— Start of GIVEN RECORDS —
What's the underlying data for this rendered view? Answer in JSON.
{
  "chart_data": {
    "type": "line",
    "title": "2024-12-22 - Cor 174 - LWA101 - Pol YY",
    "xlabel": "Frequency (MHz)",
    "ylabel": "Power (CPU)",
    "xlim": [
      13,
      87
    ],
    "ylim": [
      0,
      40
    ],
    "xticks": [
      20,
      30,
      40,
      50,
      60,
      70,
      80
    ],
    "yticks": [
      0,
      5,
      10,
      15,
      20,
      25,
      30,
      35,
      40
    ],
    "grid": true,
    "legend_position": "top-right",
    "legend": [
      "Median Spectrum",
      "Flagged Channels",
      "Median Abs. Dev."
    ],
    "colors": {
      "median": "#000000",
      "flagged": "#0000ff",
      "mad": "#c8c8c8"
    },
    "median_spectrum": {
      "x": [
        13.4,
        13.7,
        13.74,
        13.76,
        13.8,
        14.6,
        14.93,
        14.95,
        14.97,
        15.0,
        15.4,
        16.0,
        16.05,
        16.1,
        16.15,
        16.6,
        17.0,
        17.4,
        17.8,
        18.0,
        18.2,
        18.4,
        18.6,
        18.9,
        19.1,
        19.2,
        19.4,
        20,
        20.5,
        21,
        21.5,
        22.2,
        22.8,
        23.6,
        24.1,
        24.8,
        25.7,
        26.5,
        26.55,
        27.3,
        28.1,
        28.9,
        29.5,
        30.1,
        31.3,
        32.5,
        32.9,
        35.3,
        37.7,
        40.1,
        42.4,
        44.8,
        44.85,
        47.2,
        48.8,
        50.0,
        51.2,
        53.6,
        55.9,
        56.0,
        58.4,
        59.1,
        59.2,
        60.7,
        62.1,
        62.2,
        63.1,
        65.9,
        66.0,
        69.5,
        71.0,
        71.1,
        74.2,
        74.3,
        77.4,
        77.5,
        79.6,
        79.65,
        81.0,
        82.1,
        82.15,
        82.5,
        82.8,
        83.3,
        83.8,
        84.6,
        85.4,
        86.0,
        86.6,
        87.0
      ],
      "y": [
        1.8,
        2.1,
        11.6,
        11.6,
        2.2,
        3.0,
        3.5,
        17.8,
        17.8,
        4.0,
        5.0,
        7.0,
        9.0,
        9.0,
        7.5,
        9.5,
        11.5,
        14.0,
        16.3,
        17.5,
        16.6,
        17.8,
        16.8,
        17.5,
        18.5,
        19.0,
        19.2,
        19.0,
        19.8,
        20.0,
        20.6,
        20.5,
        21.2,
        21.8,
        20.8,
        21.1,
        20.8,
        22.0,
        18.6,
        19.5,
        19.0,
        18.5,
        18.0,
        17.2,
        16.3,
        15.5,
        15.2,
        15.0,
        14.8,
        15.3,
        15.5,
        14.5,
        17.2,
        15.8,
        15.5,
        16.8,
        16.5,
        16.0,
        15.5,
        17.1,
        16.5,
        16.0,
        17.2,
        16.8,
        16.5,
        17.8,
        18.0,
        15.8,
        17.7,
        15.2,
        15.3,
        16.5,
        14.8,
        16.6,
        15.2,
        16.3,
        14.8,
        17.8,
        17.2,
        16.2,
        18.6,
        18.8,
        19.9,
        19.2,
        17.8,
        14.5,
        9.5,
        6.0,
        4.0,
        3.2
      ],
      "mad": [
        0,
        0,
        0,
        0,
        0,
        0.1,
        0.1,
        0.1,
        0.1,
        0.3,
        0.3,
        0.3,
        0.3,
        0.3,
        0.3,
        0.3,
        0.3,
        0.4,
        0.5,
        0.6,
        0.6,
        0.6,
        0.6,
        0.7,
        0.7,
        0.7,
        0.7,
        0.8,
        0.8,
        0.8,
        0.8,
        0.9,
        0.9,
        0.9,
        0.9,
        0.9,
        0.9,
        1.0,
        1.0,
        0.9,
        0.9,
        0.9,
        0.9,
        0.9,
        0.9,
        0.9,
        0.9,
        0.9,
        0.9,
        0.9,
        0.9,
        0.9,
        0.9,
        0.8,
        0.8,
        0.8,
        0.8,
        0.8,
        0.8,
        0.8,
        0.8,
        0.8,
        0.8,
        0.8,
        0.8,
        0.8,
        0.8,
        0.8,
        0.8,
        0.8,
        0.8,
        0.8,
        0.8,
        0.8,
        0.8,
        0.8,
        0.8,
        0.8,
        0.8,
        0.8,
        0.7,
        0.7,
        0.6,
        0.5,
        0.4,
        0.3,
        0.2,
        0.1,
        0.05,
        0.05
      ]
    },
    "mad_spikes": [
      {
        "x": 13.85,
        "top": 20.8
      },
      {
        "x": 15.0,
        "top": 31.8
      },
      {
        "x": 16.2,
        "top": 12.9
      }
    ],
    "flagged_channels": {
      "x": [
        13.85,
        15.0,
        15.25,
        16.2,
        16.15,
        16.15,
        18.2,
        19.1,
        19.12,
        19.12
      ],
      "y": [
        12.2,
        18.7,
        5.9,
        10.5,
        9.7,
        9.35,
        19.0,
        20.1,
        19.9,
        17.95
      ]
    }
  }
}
— End of GIVEN RECORDS —
Output the entries verbatim.

What's the underlying data for this rendered view? Answer in JSON.
{
  "chart_data": {
    "type": "line",
    "title": "2024-12-22 - Cor 174 - LWA101 - Pol YY",
    "xlabel": "Frequency (MHz)",
    "ylabel": "Power (CPU)",
    "xlim": [
      13,
      87
    ],
    "ylim": [
      0,
      40
    ],
    "xticks": [
      20,
      30,
      40,
      50,
      60,
      70,
      80
    ],
    "yticks": [
      0,
      5,
      10,
      15,
      20,
      25,
      30,
      35,
      40
    ],
    "grid": true,
    "legend_position": "top-right",
    "legend": [
      "Median Spectrum",
      "Flagged Channels",
      "Median Abs. Dev."
    ],
    "colors": {
      "median": "#000000",
      "flagged": "#0000ff",
      "mad": "#c8c8c8"
    },
    "median_spectrum": {
      "x": [
        13.4,
        13.7,
        13.74,
        13.76,
        13.8,
        14.6,
        14.93,
        14.95,
        14.97,
        15.0,
        15.4,
        16.0,
        16.05,
        16.1,
        16.15,
        16.6,
        17.0,
        17.4,
        17.8,
        18.0,
        18.2,
        18.4,
        18.6,
        18.9,
        19.1,
        19.2,
        19.4,
        20,
        20.5,
        21,
        21.5,
        22.2,
        22.8,
        23.6,
        24.1,
        24.8,
        25.7,
        26.5,
        26.55,
        27.3,
        28.1,
        28.9,
        29.5,
        30.1,
        31.3,
        32.5,
        32.9,
        35.3,
        37.7,
        40.1,
        42.4,
        44.8,
        44.85,
        47.2,
        48.8,
        50.0,
        51.2,
        53.6,
        55.9,
        56.0,
        58.4,
        59.1,
        59.2,
        60.7,
        62.1,
        62.2,
        63.1,
        65.9,
        66.0,
        69.5,
        71.0,
        71.1,
        74.2,
        74.3,
        77.4,
        77.5,
        79.6,
        79.65,
        81.0,
        82.1,
        82.15,
        82.5,
        82.8,
        83.3,
        83.8,
        84.6,
        85.4,
        86.0,
        86.6,
        87.0
      ],
      "y": [
        1.8,
        2.1,
        11.6,
        11.6,
        2.2,
        3.0,
        3.5,
        17.8,
        17.8,
        4.0,
        5.0,
        7.0,
        9.0,
        9.0,
        7.5,
        9.5,
        11.5,
        14.0,
        16.3,
        17.5,
        16.6,
        17.8,
        16.8,
        17.5,
        18.5,
        19.0,
        19.2,
        19.0,
        19.8,
        20.0,
        20.6,
        20.5,
        21.2,
        21.8,
        20.8,
        21.1,
        20.8,
        22.0,
        18.6,
        19.5,
        19.0,
        18.5,
        18.0,
        17.2,
        16.3,
        15.5,
        15.2,
        15.0,
        14.8,
        15.3,
        15.5,
        14.5,
        17.2,
        15.8,
        15.5,
        16.8,
        16.5,
        16.0,
        15.5,
        17.1,
        16.5,
        16.0,
        17.2,
        16.8,
        16.5,
        17.8,
        18.0,
        15.8,
        17.7,
        15.2,
        15.3,
        16.5,
        14.8,
        16.6,
        15.2,
        16.3,
        14.8,
        17.8,
        17.2,
        16.2,
        18.6,
        18.8,
        19.9,
        19.2,
        17.8,
        14.5,
        9.5,
        6.0,
        4.0,
        3.2
      ],
      "mad": [
        0,
        0,
        0,
        0,
        0,
        0.1,
        0.1,
        0.1,
        0.1,
        0.3,
        0.3,
        0.3,
        0.3,
        0.3,
        0.3,
        0.3,
        0.3,
        0.4,
        0.5,
        0.6,
        0.6,
        0.6,
        0.6,
        0.7,
        0.7,
        0.7,
        0.7,
        0.8,
        0.8,
        0.8,
        0.8,
        0.9,
        0.9,
        0.9,
        0.9,
        0.9,
        0.9,
        1.0,
        1.0,
        0.9,
        0.9,
        0.9,
        0.9,
        0.9,
        0.9,
        0.9,
        0.9,
        0.9,
        0.9,
        0.9,
        0.9,
        0.9,
        0.9,
        0.8,
        0.8,
        0.8,
        0.8,
        0.8,
        0.8,
        0.8,
        0.8,
        0.8,
        0.8,
        0.8,
        0.8,
        0.8,
        0.8,
        0.8,
        0.8,
        0.8,
        0.8,
        0.8,
        0.8,
        0.8,
        0.8,
        0.8,
        0.8,
        0.8,
        0.8,
        0.8,
        0.7,
        0.7,
        0.6,
        0.5,
        0.4,
        0.3,
        0.2,
        0.1,
        0.05,
        0.05
      ]
    },
    "mad_spikes": [
      {
        "x": 13.85,
        "top": 20.8
      },
      {
        "x": 15.0,
        "top": 31.8
      },
      {
        "x": 16.2,
        "top": 12.9
      }
    ],
    "flagged_channels": {
      "x": [
        13.85,
        15.0,
        15.25,
        16.2,
        16.15,
        16.15,
        18.2,
        19.1,
        19.12,
        19.12
      ],
      "y": [
        12.2,
        18.7,
        5.9,
        10.5,
        9.7,
        9.35,
        19.0,
        20.1,
        19.9,
        17.95
      ]
    }
  }
}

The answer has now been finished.